Task instructions: Extract all lines from the data beneath that include the word "text".

Records for the exercise:
## START

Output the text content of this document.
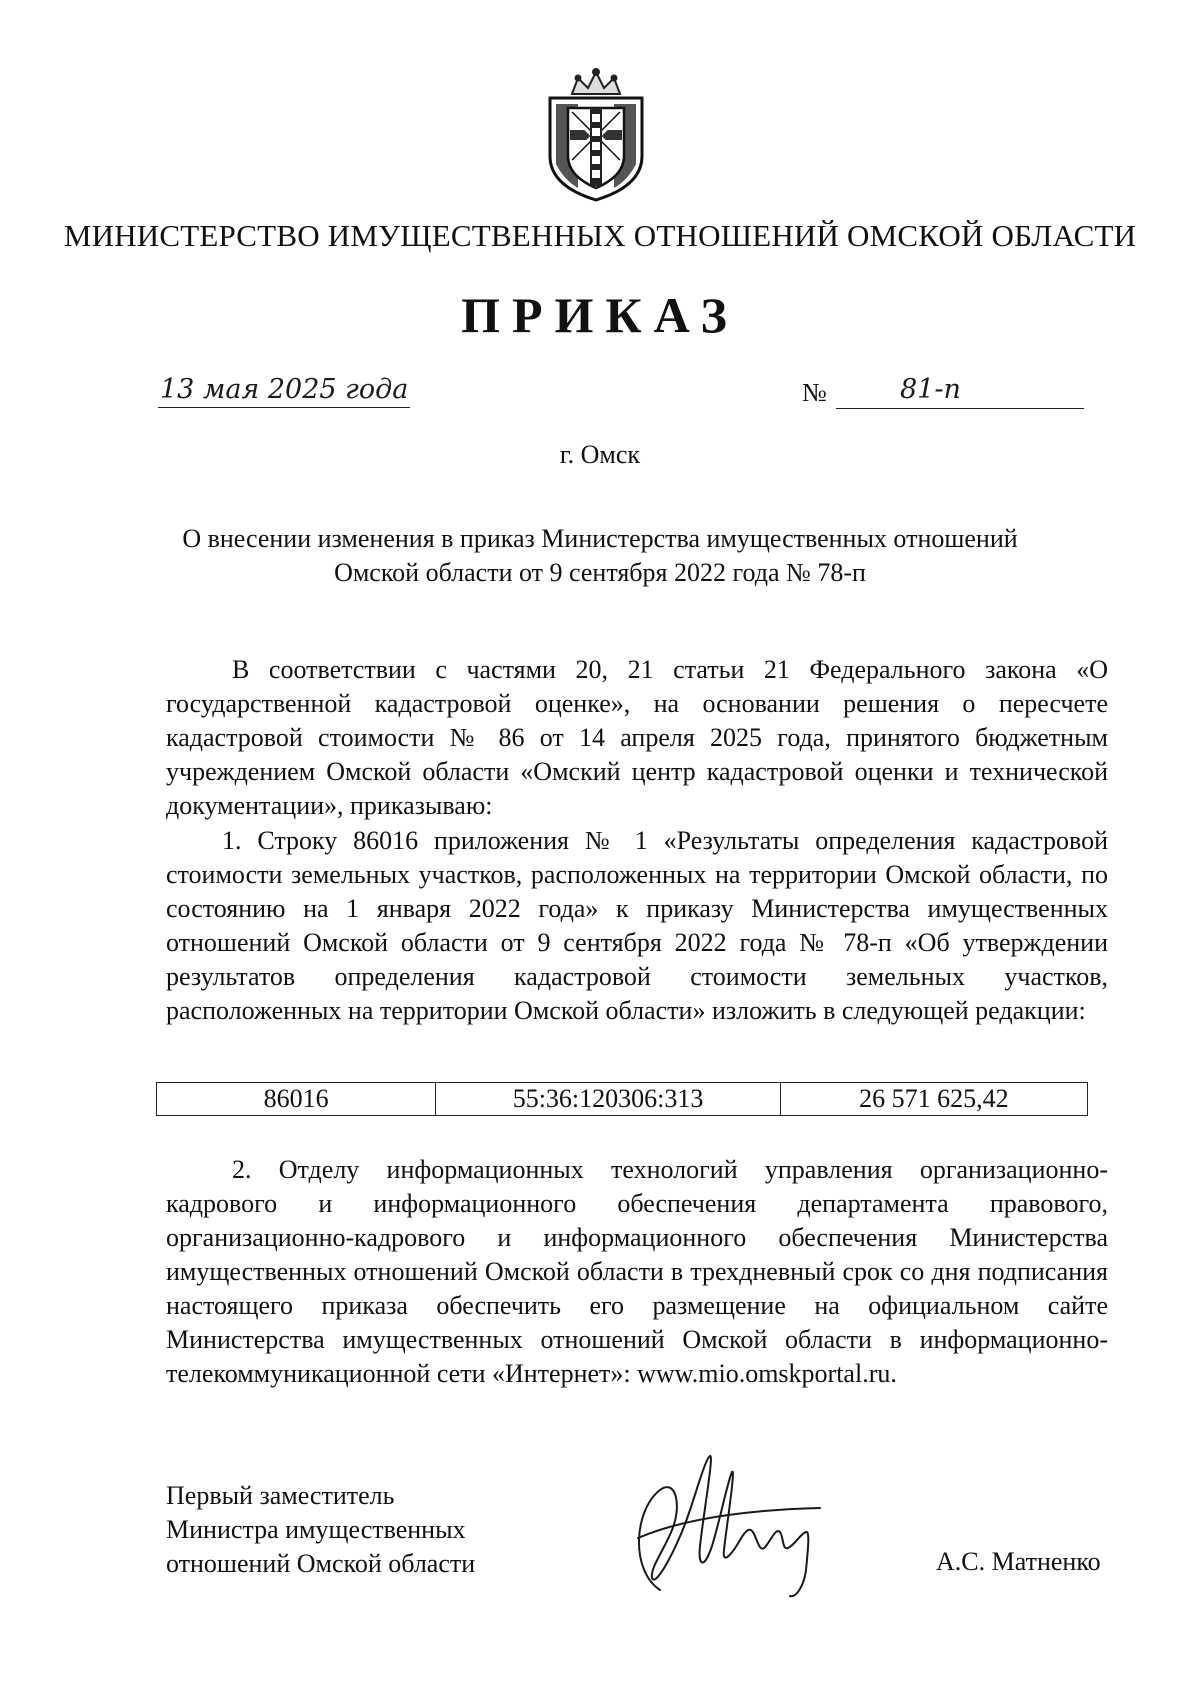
МИНИСТЕРСТВО ИМУЩЕСТВЕННЫХ ОТНОШЕНИЙ ОМСКОЙ ОБЛАСТИ
ПРИКАЗ
13 мая 2025 года	№	81-п
г. Омск
О внесении изменения в приказ Министерства имущественных отношений
Омской области от 9 сентября 2022 года № 78-п
В соответствии с частями 20, 21 статьи 21 Федерального закона «О государственной кадастровой оценке», на основании решения о пересчете кадастровой стоимости № 86 от 14 апреля 2025 года, принятого бюджетным учреждением Омской области «Омский центр кадастровой оценки и технической документации», приказываю:
1. Строку 86016 приложения № 1 «Результаты определения кадастровой стоимости земельных участков, расположенных на территории Омской области, по состоянию на 1 января 2022 года» к приказу Министерства имущественных отношений Омской области от 9 сентября 2022 года № 78-п «Об утверждении результатов определения кадастровой стоимости земельных участков, расположенных на территории Омской области» изложить в следующей редакции:
86016	55:36:120306:313	26 571 625,42
2. Отделу информационных технологий управления организационно-кадрового и информационного обеспечения департамента правового, организационно-кадрового и информационного обеспечения Министерства имущественных отношений Омской области в трехдневный срок со дня подписания настоящего приказа обеспечить его размещение на официальном сайте Министерства имущественных отношений Омской области в информационно-телекоммуникационной сети «Интернет»: www.mio.omskportal.ru.
Первый заместитель
Министра имущественных
отношений Омской области	А.С. Матненко
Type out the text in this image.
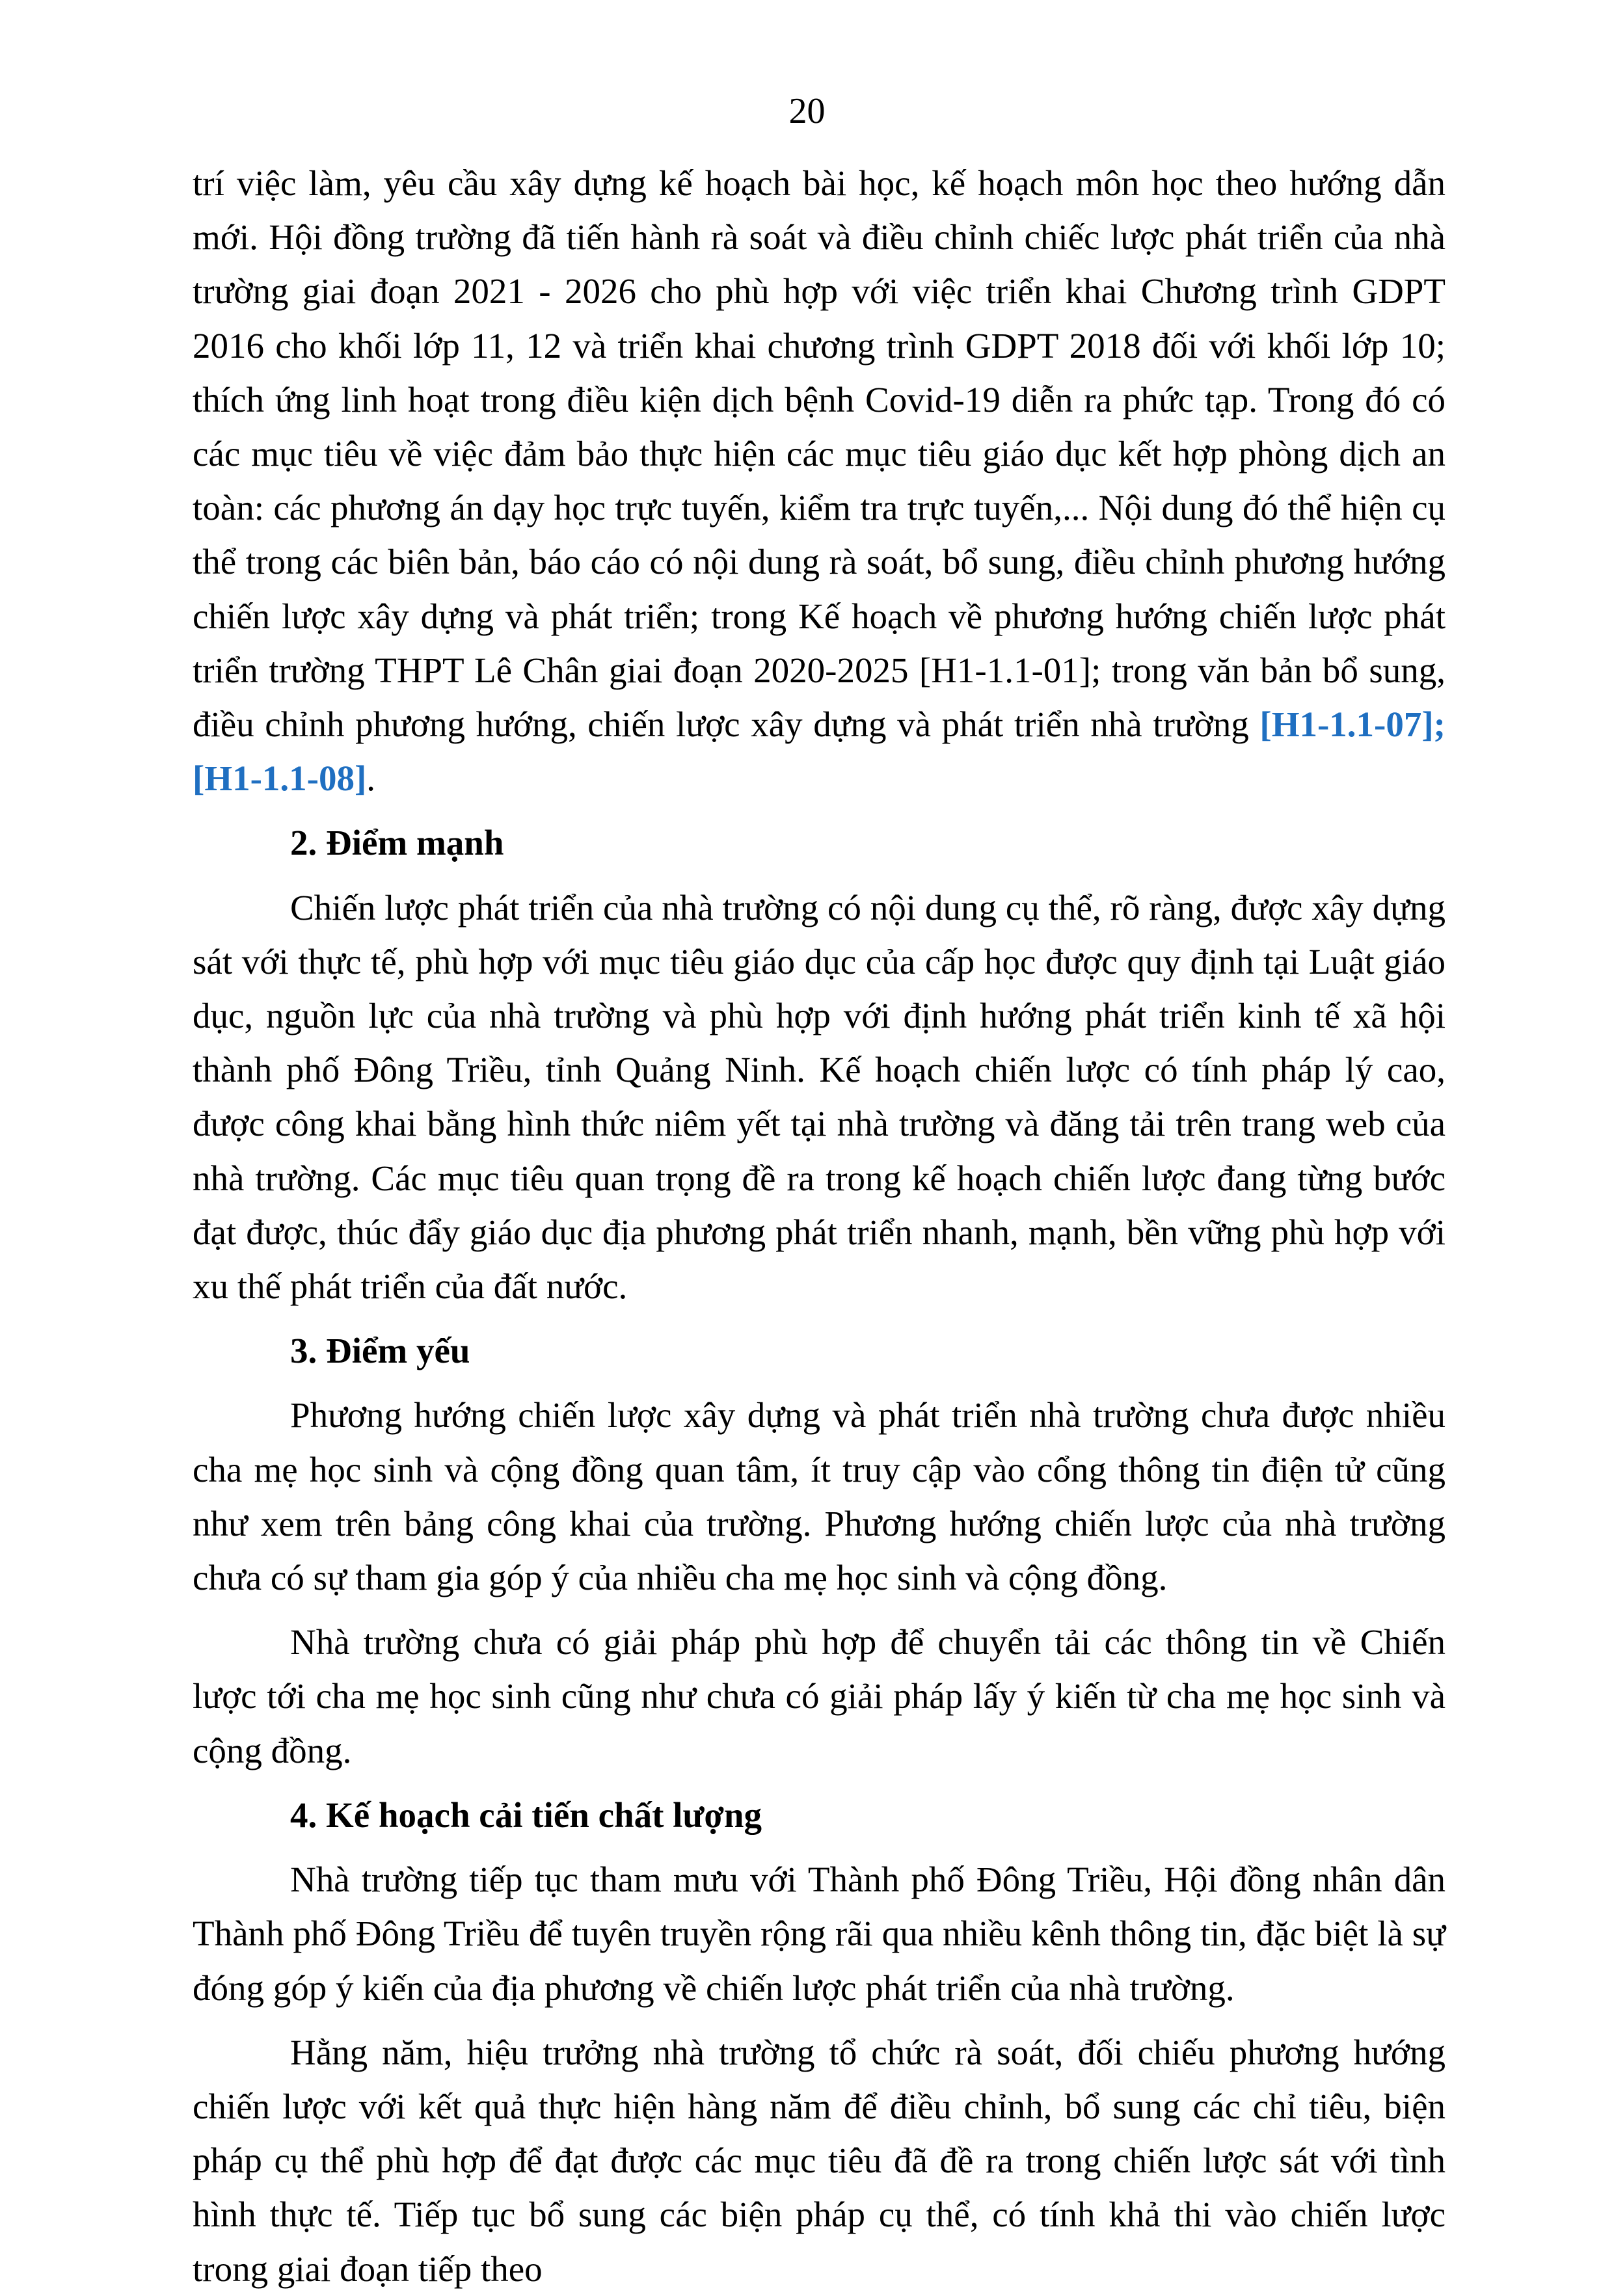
20

trí việc làm, yêu cầu xây dựng kế hoạch bài học, kế hoạch môn học theo hướng dẫn mới. Hội đồng trường đã tiến hành rà soát và điều chỉnh chiếc lược phát triển của nhà trường giai đoạn 2021 - 2026 cho phù hợp với việc triển khai Chương trình GDPT 2016 cho khối lớp 11, 12 và triển khai chương trình GDPT 2018 đối với khối lớp 10; thích ứng linh hoạt trong điều kiện dịch bệnh Covid-19 diễn ra phức tạp. Trong đó có các mục tiêu về việc đảm bảo thực hiện các mục tiêu giáo dục kết hợp phòng dịch an toàn: các phương án dạy học trực tuyến, kiểm tra trực tuyến,... Nội dung đó thể hiện cụ thể trong các biên bản, báo cáo có nội dung rà soát, bổ sung, điều chỉnh phương hướng chiến lược xây dựng và phát triển; trong Kế hoạch về phương hướng chiến lược phát triển trường THPT Lê Chân giai đoạn 2020-2025 [H1-1.1-01]; trong văn bản bổ sung, điều chỉnh phương hướng, chiến lược xây dựng và phát triển nhà trường [H1-1.1-07]; [H1-1.1-08].

2. Điểm mạnh

Chiến lược phát triển của nhà trường có nội dung cụ thể, rõ ràng, được xây dựng sát với thực tế, phù hợp với mục tiêu giáo dục của cấp học được quy định tại Luật giáo dục, nguồn lực của nhà trường và phù hợp với định hướng phát triển kinh tế xã hội thành phố Đông Triều, tỉnh Quảng Ninh. Kế hoạch chiến lược có tính pháp lý cao, được công khai bằng hình thức niêm yết tại nhà trường và đăng tải trên trang web của nhà trường. Các mục tiêu quan trọng đề ra trong kế hoạch chiến lược đang từng bước đạt được, thúc đẩy giáo dục địa phương phát triển nhanh, mạnh, bền vững phù hợp với xu thế phát triển của đất nước.

3. Điểm yếu

Phương hướng chiến lược xây dựng và phát triển nhà trường chưa được nhiều cha mẹ học sinh và cộng đồng quan tâm, ít truy cập vào cổng thông tin điện tử cũng như xem trên bảng công khai của trường. Phương hướng chiến lược của nhà trường chưa có sự tham gia góp ý của nhiều cha mẹ học sinh và cộng đồng.

Nhà trường chưa có giải pháp phù hợp để chuyển tải các thông tin về Chiến lược tới cha mẹ học sinh cũng như chưa có giải pháp lấy ý kiến từ cha mẹ học sinh và cộng đồng.

4. Kế hoạch cải tiến chất lượng

Nhà trường tiếp tục tham mưu với Thành phố Đông Triều, Hội đồng nhân dân Thành phố Đông Triều để tuyên truyền rộng rãi qua nhiều kênh thông tin, đặc biệt là sự đóng góp ý kiến của địa phương về chiến lược phát triển của nhà trường.

Hằng năm, hiệu trưởng nhà trường tổ chức rà soát, đối chiếu phương hướng chiến lược với kết quả thực hiện hàng năm để điều chỉnh, bổ sung các chỉ tiêu, biện pháp cụ thể phù hợp để đạt được các mục tiêu đã đề ra trong chiến lược sát với tình hình thực tế. Tiếp tục bổ sung các biện pháp cụ thể, có tính khả thi vào chiến lược trong giai đoạn tiếp theo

## END

Solution below:
Output the text content of this document.
Type out the text in this image.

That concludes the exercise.